— start of Data for this task —

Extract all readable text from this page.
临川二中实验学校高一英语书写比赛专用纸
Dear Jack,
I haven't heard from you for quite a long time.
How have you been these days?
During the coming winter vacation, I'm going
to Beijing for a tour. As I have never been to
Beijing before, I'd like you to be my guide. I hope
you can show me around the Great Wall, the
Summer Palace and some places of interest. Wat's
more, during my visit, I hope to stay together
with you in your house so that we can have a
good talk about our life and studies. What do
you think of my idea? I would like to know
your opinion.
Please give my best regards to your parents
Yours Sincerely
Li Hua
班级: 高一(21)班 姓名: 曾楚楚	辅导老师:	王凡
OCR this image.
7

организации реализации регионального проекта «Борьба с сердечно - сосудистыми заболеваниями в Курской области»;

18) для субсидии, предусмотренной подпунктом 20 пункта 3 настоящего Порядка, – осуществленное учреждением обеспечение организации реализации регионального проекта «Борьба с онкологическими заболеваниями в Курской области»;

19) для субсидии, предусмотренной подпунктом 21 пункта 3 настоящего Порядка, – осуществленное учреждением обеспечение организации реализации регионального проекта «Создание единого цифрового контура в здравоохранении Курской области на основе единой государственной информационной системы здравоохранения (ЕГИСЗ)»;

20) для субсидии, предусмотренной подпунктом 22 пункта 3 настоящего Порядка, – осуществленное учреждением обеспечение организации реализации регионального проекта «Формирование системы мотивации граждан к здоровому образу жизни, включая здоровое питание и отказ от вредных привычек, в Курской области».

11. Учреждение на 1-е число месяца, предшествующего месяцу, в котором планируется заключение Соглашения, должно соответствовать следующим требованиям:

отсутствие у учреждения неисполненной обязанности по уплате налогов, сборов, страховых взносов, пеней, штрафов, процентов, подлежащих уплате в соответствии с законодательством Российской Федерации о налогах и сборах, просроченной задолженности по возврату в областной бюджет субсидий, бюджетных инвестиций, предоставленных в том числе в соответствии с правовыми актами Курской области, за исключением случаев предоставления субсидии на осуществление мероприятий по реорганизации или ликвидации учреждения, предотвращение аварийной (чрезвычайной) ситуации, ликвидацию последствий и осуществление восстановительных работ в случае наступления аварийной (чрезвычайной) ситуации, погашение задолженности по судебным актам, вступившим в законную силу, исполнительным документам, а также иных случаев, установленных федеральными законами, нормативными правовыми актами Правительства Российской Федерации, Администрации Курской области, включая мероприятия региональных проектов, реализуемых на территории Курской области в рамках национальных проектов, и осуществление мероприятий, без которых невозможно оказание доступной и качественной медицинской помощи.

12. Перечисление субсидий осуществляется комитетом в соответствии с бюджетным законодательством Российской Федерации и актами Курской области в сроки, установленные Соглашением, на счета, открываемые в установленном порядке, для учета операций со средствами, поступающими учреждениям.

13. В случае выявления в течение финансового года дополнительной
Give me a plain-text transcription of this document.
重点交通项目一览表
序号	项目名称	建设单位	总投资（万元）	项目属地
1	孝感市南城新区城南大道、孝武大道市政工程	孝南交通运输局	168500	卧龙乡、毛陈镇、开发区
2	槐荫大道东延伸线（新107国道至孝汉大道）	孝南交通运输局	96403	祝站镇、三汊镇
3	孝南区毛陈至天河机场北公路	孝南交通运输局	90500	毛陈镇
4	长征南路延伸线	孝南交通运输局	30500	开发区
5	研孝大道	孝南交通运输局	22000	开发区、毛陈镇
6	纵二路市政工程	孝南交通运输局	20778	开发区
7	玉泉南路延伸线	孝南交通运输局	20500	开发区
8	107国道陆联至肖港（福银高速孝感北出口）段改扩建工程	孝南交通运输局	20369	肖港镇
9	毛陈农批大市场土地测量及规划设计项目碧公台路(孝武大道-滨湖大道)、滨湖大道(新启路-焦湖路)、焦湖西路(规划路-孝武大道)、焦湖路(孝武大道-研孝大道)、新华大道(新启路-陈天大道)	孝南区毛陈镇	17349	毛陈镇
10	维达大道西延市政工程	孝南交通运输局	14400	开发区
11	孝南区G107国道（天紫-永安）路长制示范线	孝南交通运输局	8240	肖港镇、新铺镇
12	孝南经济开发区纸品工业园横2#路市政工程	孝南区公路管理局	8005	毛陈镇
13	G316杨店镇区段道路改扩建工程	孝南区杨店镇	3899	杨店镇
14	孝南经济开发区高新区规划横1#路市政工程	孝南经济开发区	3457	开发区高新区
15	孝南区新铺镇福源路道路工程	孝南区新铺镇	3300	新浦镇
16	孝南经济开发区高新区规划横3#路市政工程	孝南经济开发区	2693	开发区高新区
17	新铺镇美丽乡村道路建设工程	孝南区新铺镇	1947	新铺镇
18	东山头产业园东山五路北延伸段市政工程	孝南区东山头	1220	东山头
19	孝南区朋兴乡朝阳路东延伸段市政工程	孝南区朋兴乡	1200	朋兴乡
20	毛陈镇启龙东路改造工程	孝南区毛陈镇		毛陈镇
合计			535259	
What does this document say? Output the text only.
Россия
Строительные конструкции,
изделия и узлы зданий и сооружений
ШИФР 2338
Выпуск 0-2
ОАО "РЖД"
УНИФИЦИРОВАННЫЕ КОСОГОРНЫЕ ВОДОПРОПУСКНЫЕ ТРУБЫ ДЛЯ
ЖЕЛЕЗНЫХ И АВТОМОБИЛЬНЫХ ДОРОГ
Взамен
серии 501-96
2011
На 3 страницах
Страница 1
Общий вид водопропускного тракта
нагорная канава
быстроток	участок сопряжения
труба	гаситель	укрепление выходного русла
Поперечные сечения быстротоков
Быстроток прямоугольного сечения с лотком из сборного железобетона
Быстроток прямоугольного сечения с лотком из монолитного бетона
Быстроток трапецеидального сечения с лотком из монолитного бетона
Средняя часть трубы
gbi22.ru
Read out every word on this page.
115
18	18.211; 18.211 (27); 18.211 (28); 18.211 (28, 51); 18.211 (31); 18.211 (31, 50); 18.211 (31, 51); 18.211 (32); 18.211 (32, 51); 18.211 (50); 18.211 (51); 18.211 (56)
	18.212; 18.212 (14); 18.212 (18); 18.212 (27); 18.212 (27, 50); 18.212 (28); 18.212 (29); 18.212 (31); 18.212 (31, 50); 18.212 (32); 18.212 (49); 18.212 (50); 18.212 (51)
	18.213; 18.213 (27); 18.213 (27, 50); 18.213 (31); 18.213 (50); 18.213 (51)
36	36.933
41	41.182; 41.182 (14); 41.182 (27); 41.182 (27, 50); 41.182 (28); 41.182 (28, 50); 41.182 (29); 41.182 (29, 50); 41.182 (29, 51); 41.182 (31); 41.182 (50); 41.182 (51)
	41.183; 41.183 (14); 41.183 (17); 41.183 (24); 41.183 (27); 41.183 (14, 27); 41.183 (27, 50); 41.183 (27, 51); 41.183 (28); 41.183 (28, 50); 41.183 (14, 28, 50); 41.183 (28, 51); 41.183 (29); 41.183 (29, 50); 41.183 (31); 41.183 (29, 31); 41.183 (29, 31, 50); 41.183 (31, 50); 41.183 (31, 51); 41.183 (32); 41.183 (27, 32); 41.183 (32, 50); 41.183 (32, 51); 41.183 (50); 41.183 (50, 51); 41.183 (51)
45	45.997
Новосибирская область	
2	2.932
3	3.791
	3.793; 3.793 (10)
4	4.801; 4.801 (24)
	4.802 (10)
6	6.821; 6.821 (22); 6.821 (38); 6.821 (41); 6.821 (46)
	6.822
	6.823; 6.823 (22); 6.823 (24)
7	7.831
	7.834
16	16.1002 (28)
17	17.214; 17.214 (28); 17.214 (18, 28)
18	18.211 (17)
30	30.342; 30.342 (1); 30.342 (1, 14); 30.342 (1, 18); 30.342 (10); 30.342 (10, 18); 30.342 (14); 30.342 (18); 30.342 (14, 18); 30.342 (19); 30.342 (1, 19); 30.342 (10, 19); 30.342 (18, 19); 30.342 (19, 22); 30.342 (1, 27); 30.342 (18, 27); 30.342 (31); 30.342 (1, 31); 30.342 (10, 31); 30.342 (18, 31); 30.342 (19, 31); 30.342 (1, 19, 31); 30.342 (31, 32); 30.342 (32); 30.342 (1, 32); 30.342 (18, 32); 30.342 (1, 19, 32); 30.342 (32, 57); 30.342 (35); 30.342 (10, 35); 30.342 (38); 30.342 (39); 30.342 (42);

— end of Data for this task —

- **Exercise details**
Show all lines in the entries above where the word "孝南区新铺镇" appears.

- **Task output**
15	孝南区新铺镇福源路道路工程	孝南区新铺镇	3300	新浦镇
17	新铺镇美丽乡村道路建设工程	孝南区新铺镇	1947	新铺镇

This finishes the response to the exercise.